> To be done:
Read through the entries below and return each line with the word "EC₅₀".

> Supplied data:
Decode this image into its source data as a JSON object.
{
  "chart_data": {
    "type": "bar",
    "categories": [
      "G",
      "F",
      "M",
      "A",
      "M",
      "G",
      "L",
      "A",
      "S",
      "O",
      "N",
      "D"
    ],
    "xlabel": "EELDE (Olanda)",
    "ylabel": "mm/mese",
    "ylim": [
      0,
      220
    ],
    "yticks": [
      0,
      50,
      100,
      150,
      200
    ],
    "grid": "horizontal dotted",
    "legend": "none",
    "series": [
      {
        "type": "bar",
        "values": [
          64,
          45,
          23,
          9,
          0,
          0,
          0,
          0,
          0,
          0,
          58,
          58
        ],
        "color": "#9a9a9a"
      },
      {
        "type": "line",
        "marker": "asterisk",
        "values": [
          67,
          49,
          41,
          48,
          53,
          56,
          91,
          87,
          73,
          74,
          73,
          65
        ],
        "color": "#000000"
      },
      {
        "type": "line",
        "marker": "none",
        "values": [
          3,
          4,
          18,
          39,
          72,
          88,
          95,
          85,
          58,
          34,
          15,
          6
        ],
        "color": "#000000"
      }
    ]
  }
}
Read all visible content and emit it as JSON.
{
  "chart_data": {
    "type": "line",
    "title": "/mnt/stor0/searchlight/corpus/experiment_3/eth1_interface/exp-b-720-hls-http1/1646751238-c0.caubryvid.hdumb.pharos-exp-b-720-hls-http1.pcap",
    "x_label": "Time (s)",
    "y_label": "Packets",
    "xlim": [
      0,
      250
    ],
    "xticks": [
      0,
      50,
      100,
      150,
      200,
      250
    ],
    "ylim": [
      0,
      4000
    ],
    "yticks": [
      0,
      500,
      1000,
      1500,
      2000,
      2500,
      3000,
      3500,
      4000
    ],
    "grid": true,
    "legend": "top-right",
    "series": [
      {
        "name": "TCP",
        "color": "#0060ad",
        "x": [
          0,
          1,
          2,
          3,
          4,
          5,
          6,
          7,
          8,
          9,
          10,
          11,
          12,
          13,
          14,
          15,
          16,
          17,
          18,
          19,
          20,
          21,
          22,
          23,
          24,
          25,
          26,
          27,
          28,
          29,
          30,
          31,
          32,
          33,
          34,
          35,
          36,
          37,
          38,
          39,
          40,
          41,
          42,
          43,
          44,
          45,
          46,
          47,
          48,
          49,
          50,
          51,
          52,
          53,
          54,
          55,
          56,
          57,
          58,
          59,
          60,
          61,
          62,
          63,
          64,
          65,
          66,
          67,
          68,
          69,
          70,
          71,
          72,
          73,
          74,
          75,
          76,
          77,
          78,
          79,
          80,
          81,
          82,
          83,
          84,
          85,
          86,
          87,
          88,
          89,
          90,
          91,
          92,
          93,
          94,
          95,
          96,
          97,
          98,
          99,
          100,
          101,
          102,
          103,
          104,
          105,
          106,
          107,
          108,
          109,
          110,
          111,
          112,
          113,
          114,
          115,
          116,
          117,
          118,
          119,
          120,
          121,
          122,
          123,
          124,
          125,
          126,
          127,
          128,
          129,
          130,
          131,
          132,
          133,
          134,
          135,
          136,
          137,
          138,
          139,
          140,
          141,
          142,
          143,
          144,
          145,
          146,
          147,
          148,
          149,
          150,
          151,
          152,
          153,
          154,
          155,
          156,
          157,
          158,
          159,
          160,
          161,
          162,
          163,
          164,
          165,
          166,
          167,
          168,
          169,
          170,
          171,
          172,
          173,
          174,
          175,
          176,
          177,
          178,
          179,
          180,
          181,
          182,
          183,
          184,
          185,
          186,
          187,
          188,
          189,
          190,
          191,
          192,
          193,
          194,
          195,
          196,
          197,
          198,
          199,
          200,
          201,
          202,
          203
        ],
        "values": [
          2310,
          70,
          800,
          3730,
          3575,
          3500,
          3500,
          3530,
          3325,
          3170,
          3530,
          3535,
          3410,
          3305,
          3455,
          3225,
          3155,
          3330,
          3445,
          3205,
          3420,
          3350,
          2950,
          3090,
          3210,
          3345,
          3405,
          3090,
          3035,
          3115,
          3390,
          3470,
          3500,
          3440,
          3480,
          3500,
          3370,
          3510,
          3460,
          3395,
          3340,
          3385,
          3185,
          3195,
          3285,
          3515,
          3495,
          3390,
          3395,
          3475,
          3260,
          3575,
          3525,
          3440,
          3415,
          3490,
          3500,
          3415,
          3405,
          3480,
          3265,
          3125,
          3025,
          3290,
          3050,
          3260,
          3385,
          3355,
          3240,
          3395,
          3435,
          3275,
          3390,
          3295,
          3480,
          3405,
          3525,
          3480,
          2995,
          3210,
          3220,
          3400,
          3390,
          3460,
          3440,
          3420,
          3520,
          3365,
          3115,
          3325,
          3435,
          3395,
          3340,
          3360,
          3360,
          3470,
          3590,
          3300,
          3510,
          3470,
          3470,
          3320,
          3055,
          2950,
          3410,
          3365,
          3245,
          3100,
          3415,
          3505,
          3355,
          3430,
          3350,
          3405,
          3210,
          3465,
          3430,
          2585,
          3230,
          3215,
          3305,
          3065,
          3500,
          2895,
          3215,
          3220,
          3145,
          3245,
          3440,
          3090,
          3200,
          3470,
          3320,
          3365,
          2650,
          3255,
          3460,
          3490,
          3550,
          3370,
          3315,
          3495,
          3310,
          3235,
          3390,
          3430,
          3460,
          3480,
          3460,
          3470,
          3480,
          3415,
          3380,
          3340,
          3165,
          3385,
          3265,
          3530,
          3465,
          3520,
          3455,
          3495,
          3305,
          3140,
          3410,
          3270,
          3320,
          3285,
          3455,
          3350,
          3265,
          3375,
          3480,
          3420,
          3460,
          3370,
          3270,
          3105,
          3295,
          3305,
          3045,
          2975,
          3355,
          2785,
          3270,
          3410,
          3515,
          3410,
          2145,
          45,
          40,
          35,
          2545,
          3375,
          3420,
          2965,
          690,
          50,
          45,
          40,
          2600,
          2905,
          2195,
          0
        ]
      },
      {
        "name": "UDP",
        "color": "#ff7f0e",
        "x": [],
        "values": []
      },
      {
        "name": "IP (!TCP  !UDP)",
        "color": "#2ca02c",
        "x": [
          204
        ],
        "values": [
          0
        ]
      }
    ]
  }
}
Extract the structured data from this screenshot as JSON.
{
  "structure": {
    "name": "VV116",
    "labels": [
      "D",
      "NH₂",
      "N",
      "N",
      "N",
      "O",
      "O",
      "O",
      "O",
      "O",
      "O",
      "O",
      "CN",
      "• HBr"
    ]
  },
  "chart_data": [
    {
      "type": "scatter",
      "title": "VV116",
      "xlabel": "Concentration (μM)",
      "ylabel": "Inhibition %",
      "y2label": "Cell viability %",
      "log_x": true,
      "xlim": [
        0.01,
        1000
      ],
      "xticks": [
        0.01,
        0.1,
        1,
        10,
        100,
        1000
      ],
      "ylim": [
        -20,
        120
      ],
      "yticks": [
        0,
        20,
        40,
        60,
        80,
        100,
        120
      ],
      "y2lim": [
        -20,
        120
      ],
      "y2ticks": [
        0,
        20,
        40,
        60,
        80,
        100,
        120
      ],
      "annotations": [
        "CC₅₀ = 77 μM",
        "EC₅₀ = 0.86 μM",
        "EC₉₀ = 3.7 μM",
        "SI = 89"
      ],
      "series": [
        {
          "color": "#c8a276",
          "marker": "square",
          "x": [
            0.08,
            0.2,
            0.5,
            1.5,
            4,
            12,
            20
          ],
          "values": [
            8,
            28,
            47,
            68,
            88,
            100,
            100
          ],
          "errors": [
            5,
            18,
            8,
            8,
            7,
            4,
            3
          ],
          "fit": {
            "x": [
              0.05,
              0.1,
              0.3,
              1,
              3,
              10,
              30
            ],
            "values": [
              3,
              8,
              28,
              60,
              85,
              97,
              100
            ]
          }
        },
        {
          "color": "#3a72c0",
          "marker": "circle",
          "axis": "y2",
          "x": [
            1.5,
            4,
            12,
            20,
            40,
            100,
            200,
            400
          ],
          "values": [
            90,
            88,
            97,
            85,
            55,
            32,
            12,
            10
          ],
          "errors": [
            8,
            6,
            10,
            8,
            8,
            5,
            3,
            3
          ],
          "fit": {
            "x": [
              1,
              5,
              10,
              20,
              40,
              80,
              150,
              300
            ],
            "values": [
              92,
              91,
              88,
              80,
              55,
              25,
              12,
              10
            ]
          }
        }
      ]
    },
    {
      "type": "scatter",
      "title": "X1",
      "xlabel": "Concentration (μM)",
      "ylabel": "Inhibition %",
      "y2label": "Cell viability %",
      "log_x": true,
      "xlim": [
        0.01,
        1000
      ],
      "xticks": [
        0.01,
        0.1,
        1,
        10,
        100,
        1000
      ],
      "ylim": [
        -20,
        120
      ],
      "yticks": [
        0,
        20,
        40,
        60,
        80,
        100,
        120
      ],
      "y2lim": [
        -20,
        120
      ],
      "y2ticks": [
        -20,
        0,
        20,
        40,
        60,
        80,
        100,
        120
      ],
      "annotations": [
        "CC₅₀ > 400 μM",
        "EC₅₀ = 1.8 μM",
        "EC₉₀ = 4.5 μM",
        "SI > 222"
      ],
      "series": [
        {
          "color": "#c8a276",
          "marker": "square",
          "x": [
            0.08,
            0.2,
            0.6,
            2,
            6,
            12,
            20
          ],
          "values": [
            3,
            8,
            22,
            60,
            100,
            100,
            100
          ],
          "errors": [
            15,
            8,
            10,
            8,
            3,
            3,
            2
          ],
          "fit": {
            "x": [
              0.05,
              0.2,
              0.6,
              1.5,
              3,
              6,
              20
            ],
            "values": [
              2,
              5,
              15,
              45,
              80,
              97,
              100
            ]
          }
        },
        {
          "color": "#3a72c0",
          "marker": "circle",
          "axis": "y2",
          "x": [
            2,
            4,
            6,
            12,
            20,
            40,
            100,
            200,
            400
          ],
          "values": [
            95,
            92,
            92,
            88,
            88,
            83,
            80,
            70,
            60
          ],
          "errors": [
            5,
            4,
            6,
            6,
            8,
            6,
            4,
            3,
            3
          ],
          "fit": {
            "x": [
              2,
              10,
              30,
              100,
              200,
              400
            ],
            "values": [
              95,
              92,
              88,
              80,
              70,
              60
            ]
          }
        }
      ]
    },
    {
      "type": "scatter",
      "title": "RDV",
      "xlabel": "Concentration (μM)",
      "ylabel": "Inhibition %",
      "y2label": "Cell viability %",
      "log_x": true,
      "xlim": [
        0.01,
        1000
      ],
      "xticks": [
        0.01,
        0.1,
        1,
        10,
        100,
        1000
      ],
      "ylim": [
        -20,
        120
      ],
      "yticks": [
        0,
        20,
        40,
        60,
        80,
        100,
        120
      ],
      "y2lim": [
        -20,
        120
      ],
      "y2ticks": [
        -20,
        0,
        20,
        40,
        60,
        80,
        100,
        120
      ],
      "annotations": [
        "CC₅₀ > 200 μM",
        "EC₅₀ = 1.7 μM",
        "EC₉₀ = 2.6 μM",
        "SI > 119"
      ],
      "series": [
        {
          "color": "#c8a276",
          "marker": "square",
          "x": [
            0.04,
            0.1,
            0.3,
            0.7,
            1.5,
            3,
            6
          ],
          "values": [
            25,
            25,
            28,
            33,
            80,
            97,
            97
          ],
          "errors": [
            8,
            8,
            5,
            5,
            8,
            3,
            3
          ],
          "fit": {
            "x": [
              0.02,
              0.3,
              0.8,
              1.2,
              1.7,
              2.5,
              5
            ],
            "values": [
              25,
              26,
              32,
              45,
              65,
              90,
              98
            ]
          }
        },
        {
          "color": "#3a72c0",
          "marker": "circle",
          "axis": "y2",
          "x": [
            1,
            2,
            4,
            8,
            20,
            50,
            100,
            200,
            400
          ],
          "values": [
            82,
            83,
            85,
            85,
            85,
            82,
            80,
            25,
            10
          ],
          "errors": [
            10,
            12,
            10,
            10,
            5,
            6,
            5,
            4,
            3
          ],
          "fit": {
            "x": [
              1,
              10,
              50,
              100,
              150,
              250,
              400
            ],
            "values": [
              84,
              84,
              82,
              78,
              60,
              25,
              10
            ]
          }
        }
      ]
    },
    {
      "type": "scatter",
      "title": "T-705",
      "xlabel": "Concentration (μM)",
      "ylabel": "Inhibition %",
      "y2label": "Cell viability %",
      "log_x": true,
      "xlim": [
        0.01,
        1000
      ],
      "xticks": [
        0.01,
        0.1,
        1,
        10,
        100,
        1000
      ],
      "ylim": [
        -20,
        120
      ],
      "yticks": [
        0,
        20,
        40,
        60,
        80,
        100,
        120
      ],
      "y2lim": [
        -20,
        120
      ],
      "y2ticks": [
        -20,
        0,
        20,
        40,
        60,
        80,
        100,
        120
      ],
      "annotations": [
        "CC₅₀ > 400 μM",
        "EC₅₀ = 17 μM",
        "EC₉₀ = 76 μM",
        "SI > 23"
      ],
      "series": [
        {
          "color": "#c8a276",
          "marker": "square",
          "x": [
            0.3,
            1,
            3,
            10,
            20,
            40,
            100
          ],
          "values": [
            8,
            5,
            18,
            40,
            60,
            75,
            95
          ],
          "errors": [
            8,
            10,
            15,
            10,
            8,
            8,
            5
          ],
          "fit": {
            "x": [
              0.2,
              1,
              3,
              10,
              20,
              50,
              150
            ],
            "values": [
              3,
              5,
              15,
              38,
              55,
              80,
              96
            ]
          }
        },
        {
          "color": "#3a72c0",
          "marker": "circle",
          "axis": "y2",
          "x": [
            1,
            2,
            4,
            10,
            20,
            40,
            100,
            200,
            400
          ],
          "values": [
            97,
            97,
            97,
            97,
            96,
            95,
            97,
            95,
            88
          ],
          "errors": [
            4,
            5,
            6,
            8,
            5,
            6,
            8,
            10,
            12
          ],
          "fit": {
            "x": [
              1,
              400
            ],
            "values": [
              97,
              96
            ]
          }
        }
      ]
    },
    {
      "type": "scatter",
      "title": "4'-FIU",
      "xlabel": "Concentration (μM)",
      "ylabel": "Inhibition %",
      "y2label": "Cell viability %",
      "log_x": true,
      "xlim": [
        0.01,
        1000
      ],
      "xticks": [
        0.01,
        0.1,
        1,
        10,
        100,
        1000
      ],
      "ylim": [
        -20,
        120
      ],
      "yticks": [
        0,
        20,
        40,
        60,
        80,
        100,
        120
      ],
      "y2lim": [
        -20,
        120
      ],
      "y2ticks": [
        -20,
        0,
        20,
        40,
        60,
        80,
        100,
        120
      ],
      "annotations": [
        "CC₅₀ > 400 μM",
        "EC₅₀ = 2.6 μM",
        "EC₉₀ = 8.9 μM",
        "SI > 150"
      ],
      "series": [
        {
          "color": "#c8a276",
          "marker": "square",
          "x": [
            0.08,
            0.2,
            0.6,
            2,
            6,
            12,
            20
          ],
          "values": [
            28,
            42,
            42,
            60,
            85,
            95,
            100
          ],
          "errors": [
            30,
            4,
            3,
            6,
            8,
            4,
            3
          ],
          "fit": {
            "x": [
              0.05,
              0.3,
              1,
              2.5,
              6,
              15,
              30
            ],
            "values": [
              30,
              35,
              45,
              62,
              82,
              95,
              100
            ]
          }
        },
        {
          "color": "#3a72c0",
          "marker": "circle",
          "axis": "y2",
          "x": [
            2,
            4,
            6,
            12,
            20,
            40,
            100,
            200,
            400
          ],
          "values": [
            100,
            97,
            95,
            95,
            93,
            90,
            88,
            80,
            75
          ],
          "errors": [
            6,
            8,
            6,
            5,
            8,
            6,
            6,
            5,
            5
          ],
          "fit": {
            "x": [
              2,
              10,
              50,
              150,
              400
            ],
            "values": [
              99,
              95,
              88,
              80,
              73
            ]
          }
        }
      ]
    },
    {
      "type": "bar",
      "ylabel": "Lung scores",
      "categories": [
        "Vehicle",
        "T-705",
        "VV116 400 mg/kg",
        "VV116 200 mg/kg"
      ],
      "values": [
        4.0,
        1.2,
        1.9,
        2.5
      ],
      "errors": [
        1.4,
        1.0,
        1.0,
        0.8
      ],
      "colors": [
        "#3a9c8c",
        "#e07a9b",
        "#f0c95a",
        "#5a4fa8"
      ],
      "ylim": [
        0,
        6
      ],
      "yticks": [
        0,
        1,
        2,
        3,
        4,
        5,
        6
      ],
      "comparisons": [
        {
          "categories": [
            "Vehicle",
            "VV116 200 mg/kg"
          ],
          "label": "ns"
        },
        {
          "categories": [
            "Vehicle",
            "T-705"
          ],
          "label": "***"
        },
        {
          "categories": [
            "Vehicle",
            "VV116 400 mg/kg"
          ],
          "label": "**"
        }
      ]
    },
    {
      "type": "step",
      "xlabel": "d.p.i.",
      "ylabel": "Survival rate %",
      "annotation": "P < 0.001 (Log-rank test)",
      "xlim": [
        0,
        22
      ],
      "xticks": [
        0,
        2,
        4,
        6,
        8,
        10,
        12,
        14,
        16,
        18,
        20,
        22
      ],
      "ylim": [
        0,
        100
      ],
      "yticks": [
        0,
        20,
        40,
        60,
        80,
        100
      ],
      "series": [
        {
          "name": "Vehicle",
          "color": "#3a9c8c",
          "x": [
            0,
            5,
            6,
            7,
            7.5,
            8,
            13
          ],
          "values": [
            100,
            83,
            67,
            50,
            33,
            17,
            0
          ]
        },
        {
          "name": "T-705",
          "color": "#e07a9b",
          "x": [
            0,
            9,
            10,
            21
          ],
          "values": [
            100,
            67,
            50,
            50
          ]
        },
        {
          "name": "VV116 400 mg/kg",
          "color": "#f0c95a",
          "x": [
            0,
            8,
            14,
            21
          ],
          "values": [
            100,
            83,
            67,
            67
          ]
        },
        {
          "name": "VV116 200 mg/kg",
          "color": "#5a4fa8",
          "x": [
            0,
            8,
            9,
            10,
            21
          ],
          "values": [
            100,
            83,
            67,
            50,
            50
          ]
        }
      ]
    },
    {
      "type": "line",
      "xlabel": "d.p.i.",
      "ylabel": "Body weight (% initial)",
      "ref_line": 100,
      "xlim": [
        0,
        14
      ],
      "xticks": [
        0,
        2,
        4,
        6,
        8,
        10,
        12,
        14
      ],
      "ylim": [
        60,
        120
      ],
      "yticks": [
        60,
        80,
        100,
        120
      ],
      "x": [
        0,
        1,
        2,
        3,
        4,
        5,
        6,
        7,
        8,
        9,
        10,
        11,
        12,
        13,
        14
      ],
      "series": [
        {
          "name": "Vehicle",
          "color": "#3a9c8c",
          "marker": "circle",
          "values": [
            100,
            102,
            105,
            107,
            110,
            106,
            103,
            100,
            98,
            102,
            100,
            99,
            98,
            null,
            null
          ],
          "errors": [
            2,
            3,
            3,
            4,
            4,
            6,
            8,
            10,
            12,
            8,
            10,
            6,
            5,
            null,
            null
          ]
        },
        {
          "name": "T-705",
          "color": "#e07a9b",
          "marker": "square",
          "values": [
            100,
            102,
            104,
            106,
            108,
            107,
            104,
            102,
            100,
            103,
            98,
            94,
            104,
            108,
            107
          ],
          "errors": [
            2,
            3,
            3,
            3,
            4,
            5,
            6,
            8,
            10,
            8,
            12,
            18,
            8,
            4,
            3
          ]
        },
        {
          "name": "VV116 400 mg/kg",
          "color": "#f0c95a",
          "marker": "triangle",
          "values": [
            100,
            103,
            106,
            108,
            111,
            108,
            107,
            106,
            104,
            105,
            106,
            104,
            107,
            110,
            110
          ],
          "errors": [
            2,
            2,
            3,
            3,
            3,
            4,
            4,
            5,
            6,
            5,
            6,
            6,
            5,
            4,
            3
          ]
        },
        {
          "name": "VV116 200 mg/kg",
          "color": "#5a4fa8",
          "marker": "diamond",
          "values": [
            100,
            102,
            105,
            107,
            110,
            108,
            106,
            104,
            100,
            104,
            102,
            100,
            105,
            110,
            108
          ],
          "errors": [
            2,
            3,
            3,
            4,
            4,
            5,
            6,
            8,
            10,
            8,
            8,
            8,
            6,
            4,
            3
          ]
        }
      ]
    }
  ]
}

> Answer in full:
        "EC₅₀ = 0.86 μM",
        "EC₅₀ = 1.8 μM",
        "EC₅₀ = 1.7 μM",
        "EC₅₀ = 17 μM",
        "EC₅₀ = 2.6 μM",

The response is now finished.